> [Written request]: Your task is to copy every line of the records below that contains "added".

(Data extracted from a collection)
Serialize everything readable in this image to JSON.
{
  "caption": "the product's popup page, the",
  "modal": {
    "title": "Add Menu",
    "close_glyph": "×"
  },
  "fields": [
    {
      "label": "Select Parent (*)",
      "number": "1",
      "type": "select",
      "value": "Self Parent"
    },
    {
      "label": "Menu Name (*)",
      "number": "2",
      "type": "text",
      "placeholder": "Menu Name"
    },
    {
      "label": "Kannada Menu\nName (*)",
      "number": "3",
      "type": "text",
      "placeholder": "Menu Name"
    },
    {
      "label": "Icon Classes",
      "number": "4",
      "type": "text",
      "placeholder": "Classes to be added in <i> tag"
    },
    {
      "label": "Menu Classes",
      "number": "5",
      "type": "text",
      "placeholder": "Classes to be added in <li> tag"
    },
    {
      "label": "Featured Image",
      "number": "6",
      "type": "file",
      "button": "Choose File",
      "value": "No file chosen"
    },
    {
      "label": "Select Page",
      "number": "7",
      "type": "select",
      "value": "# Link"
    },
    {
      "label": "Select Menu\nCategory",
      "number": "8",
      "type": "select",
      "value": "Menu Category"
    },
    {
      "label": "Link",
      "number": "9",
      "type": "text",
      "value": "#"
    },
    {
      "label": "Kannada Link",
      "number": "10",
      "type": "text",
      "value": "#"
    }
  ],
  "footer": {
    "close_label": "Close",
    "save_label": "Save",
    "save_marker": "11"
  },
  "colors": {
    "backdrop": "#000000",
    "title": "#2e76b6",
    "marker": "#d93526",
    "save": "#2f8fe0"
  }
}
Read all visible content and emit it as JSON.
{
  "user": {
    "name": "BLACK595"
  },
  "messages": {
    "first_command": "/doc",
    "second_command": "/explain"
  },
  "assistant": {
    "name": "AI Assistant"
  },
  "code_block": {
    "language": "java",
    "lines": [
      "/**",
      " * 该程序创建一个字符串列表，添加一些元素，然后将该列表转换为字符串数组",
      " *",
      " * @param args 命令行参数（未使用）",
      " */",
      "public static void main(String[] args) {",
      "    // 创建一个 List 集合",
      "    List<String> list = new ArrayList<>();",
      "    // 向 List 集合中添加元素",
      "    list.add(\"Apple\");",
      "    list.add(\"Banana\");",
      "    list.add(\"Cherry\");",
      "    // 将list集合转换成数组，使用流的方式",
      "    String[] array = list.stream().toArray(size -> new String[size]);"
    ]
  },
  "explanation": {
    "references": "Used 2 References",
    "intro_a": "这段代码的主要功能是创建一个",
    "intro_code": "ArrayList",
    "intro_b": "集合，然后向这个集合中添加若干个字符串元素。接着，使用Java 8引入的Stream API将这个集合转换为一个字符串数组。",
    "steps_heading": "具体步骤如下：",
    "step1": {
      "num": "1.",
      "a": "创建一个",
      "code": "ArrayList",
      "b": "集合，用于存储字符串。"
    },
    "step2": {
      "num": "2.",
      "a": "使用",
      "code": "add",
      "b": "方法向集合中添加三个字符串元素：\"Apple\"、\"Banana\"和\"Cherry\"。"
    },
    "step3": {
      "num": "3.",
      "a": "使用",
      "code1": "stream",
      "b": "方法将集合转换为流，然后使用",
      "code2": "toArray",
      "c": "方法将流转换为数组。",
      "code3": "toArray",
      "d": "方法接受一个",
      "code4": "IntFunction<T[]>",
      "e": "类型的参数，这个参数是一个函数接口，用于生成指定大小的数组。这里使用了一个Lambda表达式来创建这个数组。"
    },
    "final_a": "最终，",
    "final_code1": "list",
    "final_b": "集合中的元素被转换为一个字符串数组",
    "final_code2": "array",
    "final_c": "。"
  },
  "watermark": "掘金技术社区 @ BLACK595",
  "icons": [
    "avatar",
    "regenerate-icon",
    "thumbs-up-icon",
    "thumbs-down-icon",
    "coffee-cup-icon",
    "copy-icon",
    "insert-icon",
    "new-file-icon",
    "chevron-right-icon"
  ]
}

> [Completed task]:
      "placeholder": "Classes to be added in <i> tag"
      "placeholder": "Classes to be added in <li> tag"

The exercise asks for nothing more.